Seçilen Metin —
'''

Afrika kökenli "Bata Drums" çapraşık ritimleri ile Tanrı'lara ulaşabiliyorlar. Bu kutsal davullara el sürmek, yere koymak yasak. Evlerde gördüğum kadarı ile ince bir iple tavana asılıyorlar ve üçü birden sanki boşlukta yüzüyor. Değil çalmayı denememe, bir tanesinin önünde diz çöküp öptükten sonra alnımı dayamama bile zor izin vermişlerdi. Böyle bir olay için en az iki sene boyunca "din kardeşi" olmam şartmış.
Bu davullardan bazılarının kutsallığı o kadar ileri seviyede ki koca ABD'de sadece topu topu iki set varmış. Bu zor ve kompleks ritmlerin peşinde, taa California Humboldt State Üniversitesi'ne ve Boston Berklee Müzik Okulu'na gittim. Ama aslına bakarsanız Küba'da bir kaç sene okumak lazım.
Orishas (Santero Tanrilari)’na ulaşmak için bazen 17 ayrı yoldan geçmek gerekiyor. 17 ayrı grift ritm arka araya sıralanıyor. Ana Davul’un (Iya) sinyalleri ile diğer iki davul (Itotole ve Okonkolo) ritmleri kalıptan kalıba sokarken, dans eden Santerolar trans' a girip bir anda "Posessed" oluyor; yani tanrılar benliklerine giriyor. Şamanizmi, Mevlevileri, düşünmeden edemedim. Ama bu iş hakikaten bambaşka; işin acılısı bu. Afrika kokuyor, davul kokuyor, ritmler kalpleri gümbür gümbür attırıyor.

'''

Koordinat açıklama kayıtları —
'''

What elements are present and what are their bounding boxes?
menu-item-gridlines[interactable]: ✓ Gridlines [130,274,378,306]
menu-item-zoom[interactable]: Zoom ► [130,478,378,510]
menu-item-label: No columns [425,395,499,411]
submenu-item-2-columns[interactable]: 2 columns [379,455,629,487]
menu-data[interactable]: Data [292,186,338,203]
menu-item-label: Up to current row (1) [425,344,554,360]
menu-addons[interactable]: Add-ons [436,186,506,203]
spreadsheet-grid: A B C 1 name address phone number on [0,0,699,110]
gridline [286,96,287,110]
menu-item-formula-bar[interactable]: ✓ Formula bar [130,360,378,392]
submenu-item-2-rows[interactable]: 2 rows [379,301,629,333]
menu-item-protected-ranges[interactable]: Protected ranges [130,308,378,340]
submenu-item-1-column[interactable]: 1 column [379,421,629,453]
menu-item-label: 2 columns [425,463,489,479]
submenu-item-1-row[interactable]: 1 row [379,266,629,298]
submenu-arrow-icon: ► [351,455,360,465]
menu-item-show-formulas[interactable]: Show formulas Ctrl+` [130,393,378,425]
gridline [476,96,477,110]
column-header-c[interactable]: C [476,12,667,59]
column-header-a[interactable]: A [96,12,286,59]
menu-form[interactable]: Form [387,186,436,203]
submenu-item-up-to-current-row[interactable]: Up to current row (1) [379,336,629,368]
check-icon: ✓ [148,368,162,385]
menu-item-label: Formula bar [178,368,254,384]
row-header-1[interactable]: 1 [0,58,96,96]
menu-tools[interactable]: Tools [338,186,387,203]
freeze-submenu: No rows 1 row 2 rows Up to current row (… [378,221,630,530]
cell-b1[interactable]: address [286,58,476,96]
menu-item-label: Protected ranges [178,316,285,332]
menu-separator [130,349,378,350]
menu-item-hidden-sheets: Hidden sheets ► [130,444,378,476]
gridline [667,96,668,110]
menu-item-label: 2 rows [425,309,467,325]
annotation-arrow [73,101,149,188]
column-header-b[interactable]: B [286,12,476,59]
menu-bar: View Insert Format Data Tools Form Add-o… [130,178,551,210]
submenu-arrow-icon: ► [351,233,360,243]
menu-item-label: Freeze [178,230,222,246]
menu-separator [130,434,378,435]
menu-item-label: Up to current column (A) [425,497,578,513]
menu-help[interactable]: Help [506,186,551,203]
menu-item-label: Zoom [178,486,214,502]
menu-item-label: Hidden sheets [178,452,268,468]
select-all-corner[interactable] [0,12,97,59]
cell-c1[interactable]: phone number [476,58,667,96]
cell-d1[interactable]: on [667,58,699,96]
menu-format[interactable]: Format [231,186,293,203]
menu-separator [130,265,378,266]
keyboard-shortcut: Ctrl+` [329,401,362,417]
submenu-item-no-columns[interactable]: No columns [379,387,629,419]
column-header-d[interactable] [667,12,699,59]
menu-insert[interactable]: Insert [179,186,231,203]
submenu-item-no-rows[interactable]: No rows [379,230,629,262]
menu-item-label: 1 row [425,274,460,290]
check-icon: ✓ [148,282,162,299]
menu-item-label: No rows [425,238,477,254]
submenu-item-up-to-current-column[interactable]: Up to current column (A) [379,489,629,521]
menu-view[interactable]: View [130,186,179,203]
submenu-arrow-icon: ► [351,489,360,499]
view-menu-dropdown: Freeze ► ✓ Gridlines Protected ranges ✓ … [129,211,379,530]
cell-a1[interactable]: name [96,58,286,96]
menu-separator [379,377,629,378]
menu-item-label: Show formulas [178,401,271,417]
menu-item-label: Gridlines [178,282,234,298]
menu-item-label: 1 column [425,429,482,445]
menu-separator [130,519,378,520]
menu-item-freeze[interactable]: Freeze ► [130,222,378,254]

'''

Alıştırma Bölümleri —
a) Bata davullarını anlatan metinden "Bu davullardan bazılarının" sözleriyle başlayan kısmı alıntılayın ve "gümbür gümbür attırıyor." sözlerinden sonra durun.
b) Kayıtların başından "menu-tools[interactable]: Tools [338,186,387,203]" geçen satıra kadar olan satırları, bu satır da dahil, yeniden yazın. Bu satırlarda yalnızca "phone number" yerine "telephone" koyun, geri kalan her şeyi aynen bırakın.

Görevlere Göre Sonuçlar —
a)
Bu davullardan bazılarının kutsallığı o kadar ileri seviyede ki koca ABD'de sadece topu topu iki set varmış. Bu zor ve kompleks ritmlerin peşinde, taa California Humboldt State Üniversitesi'ne ve Boston Berklee Müzik Okulu'na gittim. Ama aslına bakarsanız Küba'da bir kaç sene okumak lazım.
Orishas (Santero Tanrilari)’na ulaşmak için bazen 17 ayrı yoldan geçmek gerekiyor. 17 ayrı grift ritm arka araya sıralanıyor. Ana Davul’un (Iya) sinyalleri ile diğer iki davul (Itotole ve Okonkolo) ritmleri kalıptan kalıba sokarken, dans eden Santerolar trans' a girip bir anda "Posessed" oluyor; yani tanrılar benliklerine giriyor. Şamanizmi, Mevlevileri, düşünmeden edemedim. Ama bu iş hakikaten bambaşka; işin acılısı bu. Afrika kokuyor, davul kokuyor, ritmler kalpleri gümbür gümbür attırıyor.

b)
What elements are present and what are their bounding boxes?
menu-item-gridlines[interactable]: ✓ Gridlines [130,274,378,306]
menu-item-zoom[interactable]: Zoom ► [130,478,378,510]
menu-item-label: No columns [425,395,499,411]
submenu-item-2-columns[interactable]: 2 columns [379,455,629,487]
menu-data[interactable]: Data [292,186,338,203]
menu-item-label: Up to current row (1) [425,344,554,360]
menu-addons[interactable]: Add-ons [436,186,506,203]
spreadsheet-grid: A B C 1 name address telephone on [0,0,699,110]
gridline [286,96,287,110]
menu-item-formula-bar[interactable]: ✓ Formula bar [130,360,378,392]
submenu-item-2-rows[interactable]: 2 rows [379,301,629,333]
menu-item-protected-ranges[interactable]: Protected ranges [130,308,378,340]
submenu-item-1-column[interactable]: 1 column [379,421,629,453]
menu-item-label: 2 columns [425,463,489,479]
submenu-item-1-row[interactable]: 1 row [379,266,629,298]
submenu-arrow-icon: ► [351,455,360,465]
menu-item-show-formulas[interactable]: Show formulas Ctrl+` [130,393,378,425]
gridline [476,96,477,110]
column-header-c[interactable]: C [476,12,667,59]
column-header-a[interactable]: A [96,12,286,59]
menu-form[interactable]: Form [387,186,436,203]
submenu-item-up-to-current-row[interactable]: Up to current row (1) [379,336,629,368]
check-icon: ✓ [148,368,162,385]
menu-item-label: Formula bar [178,368,254,384]
row-header-1[interactable]: 1 [0,58,96,96]
menu-tools[interactable]: Tools [338,186,387,203]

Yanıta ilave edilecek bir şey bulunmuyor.